- THE TASK -
Find every line with the string "text" in it, count them, and reply with that count only.

## begin INFORMATION PROVIDED

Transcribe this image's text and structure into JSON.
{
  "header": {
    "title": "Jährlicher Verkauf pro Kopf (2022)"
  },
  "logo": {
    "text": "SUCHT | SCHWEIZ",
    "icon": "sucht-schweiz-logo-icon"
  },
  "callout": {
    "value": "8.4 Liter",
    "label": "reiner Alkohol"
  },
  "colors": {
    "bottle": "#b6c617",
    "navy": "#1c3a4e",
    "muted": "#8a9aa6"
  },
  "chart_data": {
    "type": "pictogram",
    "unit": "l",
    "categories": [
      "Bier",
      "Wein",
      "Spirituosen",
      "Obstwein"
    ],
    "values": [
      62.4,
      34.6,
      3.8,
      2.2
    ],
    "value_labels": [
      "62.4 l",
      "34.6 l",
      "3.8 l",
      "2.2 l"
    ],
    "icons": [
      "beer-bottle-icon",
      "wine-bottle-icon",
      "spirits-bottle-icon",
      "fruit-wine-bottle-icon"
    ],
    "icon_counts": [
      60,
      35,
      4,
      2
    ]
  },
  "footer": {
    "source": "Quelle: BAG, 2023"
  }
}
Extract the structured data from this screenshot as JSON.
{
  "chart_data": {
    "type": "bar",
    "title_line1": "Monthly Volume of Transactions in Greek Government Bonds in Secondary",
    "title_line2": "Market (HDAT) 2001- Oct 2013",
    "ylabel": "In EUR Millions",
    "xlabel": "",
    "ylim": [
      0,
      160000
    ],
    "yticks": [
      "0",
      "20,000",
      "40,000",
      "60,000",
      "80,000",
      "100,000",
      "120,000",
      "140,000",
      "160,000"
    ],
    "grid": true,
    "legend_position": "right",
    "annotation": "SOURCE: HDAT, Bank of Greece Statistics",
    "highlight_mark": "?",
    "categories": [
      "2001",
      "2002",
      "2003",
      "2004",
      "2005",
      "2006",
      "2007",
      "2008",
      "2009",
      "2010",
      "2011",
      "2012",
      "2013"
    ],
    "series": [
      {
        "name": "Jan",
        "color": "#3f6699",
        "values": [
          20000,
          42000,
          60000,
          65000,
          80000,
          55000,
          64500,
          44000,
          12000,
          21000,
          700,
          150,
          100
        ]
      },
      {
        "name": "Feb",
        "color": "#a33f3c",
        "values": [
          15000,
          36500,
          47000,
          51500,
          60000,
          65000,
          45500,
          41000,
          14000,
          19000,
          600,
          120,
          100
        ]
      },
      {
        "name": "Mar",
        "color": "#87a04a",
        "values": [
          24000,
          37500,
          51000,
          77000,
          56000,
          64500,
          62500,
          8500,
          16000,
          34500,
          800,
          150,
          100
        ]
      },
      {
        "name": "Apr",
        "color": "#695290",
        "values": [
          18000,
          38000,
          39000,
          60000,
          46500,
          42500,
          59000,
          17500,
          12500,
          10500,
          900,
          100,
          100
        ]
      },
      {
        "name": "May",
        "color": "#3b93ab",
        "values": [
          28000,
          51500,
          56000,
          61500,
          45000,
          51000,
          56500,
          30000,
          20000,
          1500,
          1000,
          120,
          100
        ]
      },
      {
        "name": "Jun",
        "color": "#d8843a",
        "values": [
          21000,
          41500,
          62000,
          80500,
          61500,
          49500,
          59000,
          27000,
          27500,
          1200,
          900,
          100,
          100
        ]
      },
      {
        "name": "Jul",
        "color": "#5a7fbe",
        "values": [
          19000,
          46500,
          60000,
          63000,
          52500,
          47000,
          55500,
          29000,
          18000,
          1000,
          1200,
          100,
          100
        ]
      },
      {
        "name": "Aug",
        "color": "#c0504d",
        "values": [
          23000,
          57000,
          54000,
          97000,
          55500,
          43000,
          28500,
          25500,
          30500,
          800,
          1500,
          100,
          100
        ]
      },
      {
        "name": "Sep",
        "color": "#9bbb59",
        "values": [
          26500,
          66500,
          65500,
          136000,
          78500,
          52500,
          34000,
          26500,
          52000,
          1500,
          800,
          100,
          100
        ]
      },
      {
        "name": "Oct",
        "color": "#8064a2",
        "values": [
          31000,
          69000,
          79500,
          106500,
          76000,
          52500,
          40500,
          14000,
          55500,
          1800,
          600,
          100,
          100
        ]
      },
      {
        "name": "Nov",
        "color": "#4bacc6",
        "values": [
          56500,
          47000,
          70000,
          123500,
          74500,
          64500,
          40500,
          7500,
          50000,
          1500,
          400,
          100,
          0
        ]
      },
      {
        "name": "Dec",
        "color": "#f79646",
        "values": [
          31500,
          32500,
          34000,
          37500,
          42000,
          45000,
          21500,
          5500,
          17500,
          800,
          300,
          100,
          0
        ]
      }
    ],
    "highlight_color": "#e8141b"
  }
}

## end INFORMATION PROVIDED

- ANSWER FOR THIS EXERCISE -
2